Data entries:
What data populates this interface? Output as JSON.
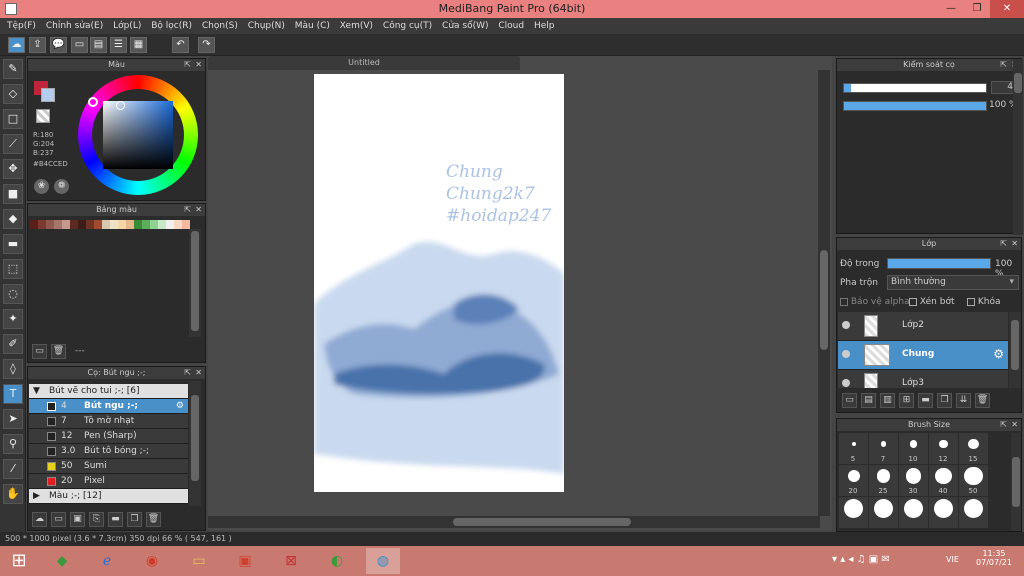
{
  "window": {
    "title": "MediBang Paint Pro (64bit)",
    "min": "—",
    "max": "❐",
    "close": "✕"
  },
  "menu": [
    "Tệp(F)",
    "Chỉnh sửa(E)",
    "Lớp(L)",
    "Bộ lọc(R)",
    "Chọn(S)",
    "Chụp(N)",
    "Màu (C)",
    "Xem(V)",
    "Công cụ(T)",
    "Cửa sổ(W)",
    "Cloud",
    "Help"
  ],
  "color_panel": {
    "title": "Màu",
    "r": "R:180",
    "g": "G:204",
    "b": "B:237",
    "hex": "#B4CCED",
    "primary_color": "#B4CCED",
    "secondary_color": "#c0263a"
  },
  "palette_panel": {
    "title": "Bảng màu",
    "colors": [
      "#5a1f1a",
      "#7a3a30",
      "#8f5a4e",
      "#a8756a",
      "#c49a8e",
      "#5d2a22",
      "#3f1d16",
      "#6d3325",
      "#a24a2e",
      "#d8c8b0",
      "#efe0c8",
      "#f3d6a8",
      "#e8b88a",
      "#3a8a3a",
      "#5cae5c",
      "#8fd28f",
      "#c8e8c8",
      "#f0f0f0",
      "#f8d8c0",
      "#f4b8a0"
    ],
    "footer_label": "---"
  },
  "brush_list_panel": {
    "title": "Cọ: Bút ngu ;-;",
    "group1": "Bút vẽ cho tui ;-; [6]",
    "brushes": [
      {
        "num": "4",
        "label": "Bút ngu ;-;",
        "swatch": "#222222",
        "active": true
      },
      {
        "num": "7",
        "label": "Tô mờ nhạt",
        "swatch": "#222222",
        "active": false
      },
      {
        "num": "12",
        "label": "Pen (Sharp)",
        "swatch": "#222222",
        "active": false
      },
      {
        "num": "3.0",
        "label": "Bút tô bóng ;-;",
        "swatch": "#222222",
        "active": false
      },
      {
        "num": "50",
        "label": "Sumi",
        "swatch": "#e8d020",
        "active": false
      },
      {
        "num": "20",
        "label": "Pixel",
        "swatch": "#e02020",
        "active": false
      }
    ],
    "group2": "Màu ;-; [12]"
  },
  "document": {
    "tab": "Untitled",
    "lines": [
      "Chung",
      "Chung2k7",
      "#hoidap247"
    ]
  },
  "brush_control": {
    "title": "Kiểm soát cọ",
    "size": "4",
    "opacity": "100 %",
    "size_level": 0.05,
    "opacity_level": 1.0
  },
  "layer_panel": {
    "title": "Lớp",
    "opacity_label": "Độ trong",
    "opacity_value": "100 %",
    "blend_label": "Pha trộn",
    "blend_value": "Bình thường",
    "protect_alpha": "Bảo vệ alpha",
    "clipping": "Xén bớt",
    "lock": "Khóa",
    "layers": [
      {
        "name": "Lớp2",
        "active": false
      },
      {
        "name": "Chung",
        "active": true
      },
      {
        "name": "Lớp3",
        "active": false
      }
    ]
  },
  "brush_size_panel": {
    "title": "Brush Size",
    "sizes": [
      "5",
      "7",
      "10",
      "12",
      "15",
      "20",
      "25",
      "30",
      "40",
      "50",
      "",
      "",
      "",
      "",
      ""
    ]
  },
  "status": {
    "text": "500 * 1000 pixel   (3.6 * 7.3cm)   350 dpi   66 %   ( 547, 161 )"
  },
  "taskbar": {
    "lang": "VIE",
    "time": "11:35",
    "date": "07/07/21"
  }
}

What you should do >> Extract the full listing above verbatim; pictures are to be left out of the copy.

Exercise output >>
What data populates this interface? Output as JSON.
{
  "window": {
    "title": "MediBang Paint Pro (64bit)",
    "min": "—",
    "max": "❐",
    "close": "✕"
  },
  "menu": [
    "Tệp(F)",
    "Chỉnh sửa(E)",
    "Lớp(L)",
    "Bộ lọc(R)",
    "Chọn(S)",
    "Chụp(N)",
    "Màu (C)",
    "Xem(V)",
    "Công cụ(T)",
    "Cửa sổ(W)",
    "Cloud",
    "Help"
  ],
  "color_panel": {
    "title": "Màu",
    "r": "R:180",
    "g": "G:204",
    "b": "B:237",
    "hex": "#B4CCED",
    "primary_color": "#B4CCED",
    "secondary_color": "#c0263a"
  },
  "palette_panel": {
    "title": "Bảng màu",
    "colors": [
      "#5a1f1a",
      "#7a3a30",
      "#8f5a4e",
      "#a8756a",
      "#c49a8e",
      "#5d2a22",
      "#3f1d16",
      "#6d3325",
      "#a24a2e",
      "#d8c8b0",
      "#efe0c8",
      "#f3d6a8",
      "#e8b88a",
      "#3a8a3a",
      "#5cae5c",
      "#8fd28f",
      "#c8e8c8",
      "#f0f0f0",
      "#f8d8c0",
      "#f4b8a0"
    ],
    "footer_label": "---"
  },
  "brush_list_panel": {
    "title": "Cọ: Bút ngu ;-;",
    "group1": "Bút vẽ cho tui ;-; [6]",
    "brushes": [
      {
        "num": "4",
        "label": "Bút ngu ;-;",
        "swatch": "#222222",
        "active": true
      },
      {
        "num": "7",
        "label": "Tô mờ nhạt",
        "swatch": "#222222",
        "active": false
      },
      {
        "num": "12",
        "label": "Pen (Sharp)",
        "swatch": "#222222",
        "active": false
      },
      {
        "num": "3.0",
        "label": "Bút tô bóng ;-;",
        "swatch": "#222222",
        "active": false
      },
      {
        "num": "50",
        "label": "Sumi",
        "swatch": "#e8d020",
        "active": false
      },
      {
        "num": "20",
        "label": "Pixel",
        "swatch": "#e02020",
        "active": false
      }
    ],
    "group2": "Màu ;-; [12]"
  },
  "document": {
    "tab": "Untitled",
    "lines": [
      "Chung",
      "Chung2k7",
      "#hoidap247"
    ]
  },
  "brush_control": {
    "title": "Kiểm soát cọ",
    "size": "4",
    "opacity": "100 %",
    "size_level": 0.05,
    "opacity_level": 1.0
  },
  "layer_panel": {
    "title": "Lớp",
    "opacity_label": "Độ trong",
    "opacity_value": "100 %",
    "blend_label": "Pha trộn",
    "blend_value": "Bình thường",
    "protect_alpha": "Bảo vệ alpha",
    "clipping": "Xén bớt",
    "lock": "Khóa",
    "layers": [
      {
        "name": "Lớp2",
        "active": false
      },
      {
        "name": "Chung",
        "active": true
      },
      {
        "name": "Lớp3",
        "active": false
      }
    ]
  },
  "brush_size_panel": {
    "title": "Brush Size",
    "sizes": [
      "5",
      "7",
      "10",
      "12",
      "15",
      "20",
      "25",
      "30",
      "40",
      "50",
      "",
      "",
      "",
      "",
      ""
    ]
  },
  "status": {
    "text": "500 * 1000 pixel   (3.6 * 7.3cm)   350 dpi   66 %   ( 547, 161 )"
  },
  "taskbar": {
    "lang": "VIE",
    "time": "11:35",
    "date": "07/07/21"
  }
}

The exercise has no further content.